Selected excerpt:

:::::

Oireachtas Joint and Select Committees
Wednesday, 26 April 2023
Joint Oireachtas Committee on Health
Challenges in Hospitals: Minister for Health
Mr. Derek Tierney:
I will respond to the question about the 1,500 accelerated acute bed plan. Early in April, we engaged with the market through an expression of interest, EOI. That is about understanding whether the market can deliver capacity; it has until Monday to respond. There have been approximately 30 responses so far from Irish, UK and other international companies. There has been a strong response to our EOI. We set out in the EOI that we expect capacity to deliver at least 1,500 beds in total across 15 sites over 2023-24 and at least a start in putting capacity in place within 75 weeks from the EOI. We are currently examining 11 to 15 sites - model 3 and model 4 - with a 24-7 emergency department service, the capacity already delivered across hospitals between 2019-22 and what is in the pipeline in terms of appraisal, funding and permissions. We are also examining, as the Minister said, known bed pressures using data about bed utilisation rates projected 12 to 18 months and calibrated for an 85% occupancy rate. Just as important is hospital performance in length of stay and the performance oversight and management group. That process will, I hope, yield 11 sites which will be targeted in two phases for capacity and investment. The capital plan is set on an annual basis within a multi-annual ceiling guideline. Our approach with the Department of Public Expenditure, National Development Plan Delivery and Reform, in the context of this year's Estimates, is to give a broad indication of what will be needed on a multi-annual basis but trying to lock in a commitment for 2024 and beyond. We will, hopefully, within the next three to four weeks clarify or confirm site location, coupled with the response from the market and then start to proceed and engage with the Department of Public Expenditure, National Development Plan Delivery and Reform, local authorities in the relevant area to get on with planning engagement and permission, and with hospital groups and management to start firming up plans. We will present that through engagement with the Department of Public Expenditure, National Development Plan Delivery and Reform and ultimately bring it to Government in the context of the Estimates.
On elective hospitals, the Government decision in 2022 clearly gave the go-ahead to progress Cork and Galway within the overall elective programme context. That was on the premise that we would see operational service start in 2027 or 2028. That is a longer-term strategic intervention, which I would call "the next". Now, there is rapid development of surgical hubs in five locations to support bringing in capacity to reduce waiting lists in the shorter term. There is a next-and-now model for electives and acute bed. The 1,500 accelerated bed plan is designed to accelerate that capacity. In the context of Sláintecare and its requirements to examine demand and capacity through the PA Consulting report published in 2018, it presented two targets: one reform and one no-reform target. Looking at acute capacity at the end of 2022, we are midway. We surpassed reform targets for the end-of-2022 position and are midway to the 2031 position. We recognise that there is more to do and we can see that there is pressure on the system. This is the response to try to face that head on.

:::::

Dataset:
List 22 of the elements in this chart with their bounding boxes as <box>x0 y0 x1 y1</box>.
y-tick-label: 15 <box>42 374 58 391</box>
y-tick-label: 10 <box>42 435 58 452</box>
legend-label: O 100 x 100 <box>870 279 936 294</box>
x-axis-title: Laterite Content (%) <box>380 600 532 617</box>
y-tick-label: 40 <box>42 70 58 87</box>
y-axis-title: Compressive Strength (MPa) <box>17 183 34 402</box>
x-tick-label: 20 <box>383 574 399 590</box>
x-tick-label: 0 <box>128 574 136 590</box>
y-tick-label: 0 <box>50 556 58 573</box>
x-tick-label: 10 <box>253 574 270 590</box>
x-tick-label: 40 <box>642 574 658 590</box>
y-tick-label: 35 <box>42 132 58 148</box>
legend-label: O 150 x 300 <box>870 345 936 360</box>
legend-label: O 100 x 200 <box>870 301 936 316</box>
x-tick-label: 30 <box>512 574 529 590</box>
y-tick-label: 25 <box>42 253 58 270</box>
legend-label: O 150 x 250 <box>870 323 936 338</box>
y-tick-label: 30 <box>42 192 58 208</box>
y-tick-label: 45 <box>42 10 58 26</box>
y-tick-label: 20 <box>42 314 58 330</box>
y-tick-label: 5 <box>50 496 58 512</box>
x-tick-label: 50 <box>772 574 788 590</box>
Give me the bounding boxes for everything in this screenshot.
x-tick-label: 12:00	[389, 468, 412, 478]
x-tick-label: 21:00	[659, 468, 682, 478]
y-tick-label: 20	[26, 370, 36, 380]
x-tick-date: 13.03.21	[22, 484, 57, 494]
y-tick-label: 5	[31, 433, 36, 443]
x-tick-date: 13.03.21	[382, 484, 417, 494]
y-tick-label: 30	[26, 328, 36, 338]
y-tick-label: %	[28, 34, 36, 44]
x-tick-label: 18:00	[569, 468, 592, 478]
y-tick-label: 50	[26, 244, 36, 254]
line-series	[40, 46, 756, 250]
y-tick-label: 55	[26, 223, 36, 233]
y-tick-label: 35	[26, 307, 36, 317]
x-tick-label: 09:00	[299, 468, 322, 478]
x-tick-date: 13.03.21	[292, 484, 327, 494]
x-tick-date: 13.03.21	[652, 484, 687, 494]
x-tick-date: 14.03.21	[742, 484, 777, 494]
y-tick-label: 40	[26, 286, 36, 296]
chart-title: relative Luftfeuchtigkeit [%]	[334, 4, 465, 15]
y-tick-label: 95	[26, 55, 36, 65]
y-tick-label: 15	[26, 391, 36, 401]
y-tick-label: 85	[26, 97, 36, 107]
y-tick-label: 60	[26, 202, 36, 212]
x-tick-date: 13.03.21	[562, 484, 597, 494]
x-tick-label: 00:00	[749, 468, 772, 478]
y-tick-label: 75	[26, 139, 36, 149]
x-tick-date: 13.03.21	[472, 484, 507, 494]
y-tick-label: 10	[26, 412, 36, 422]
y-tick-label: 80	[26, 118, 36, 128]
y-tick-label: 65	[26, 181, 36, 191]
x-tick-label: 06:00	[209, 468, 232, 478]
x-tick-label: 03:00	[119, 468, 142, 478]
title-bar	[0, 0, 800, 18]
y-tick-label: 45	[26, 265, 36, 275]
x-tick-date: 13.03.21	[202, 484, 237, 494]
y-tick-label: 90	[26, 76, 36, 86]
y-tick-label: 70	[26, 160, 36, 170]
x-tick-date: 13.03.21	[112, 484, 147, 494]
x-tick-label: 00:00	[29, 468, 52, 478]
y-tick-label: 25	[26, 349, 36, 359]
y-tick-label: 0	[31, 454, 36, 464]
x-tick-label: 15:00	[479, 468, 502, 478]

:::::

What the exercise asks:
Answer these questions from the health committee transcript:
1. Approximately how many responses to the expression of interest had been received so far?
2. What occupancy rate were the bed utilization projections calibrated for?
3. In how many locations are surgical hubs being rapidly developed?

Answer to the problem:
1. Approximately 30.
2. 85%.
3. Five.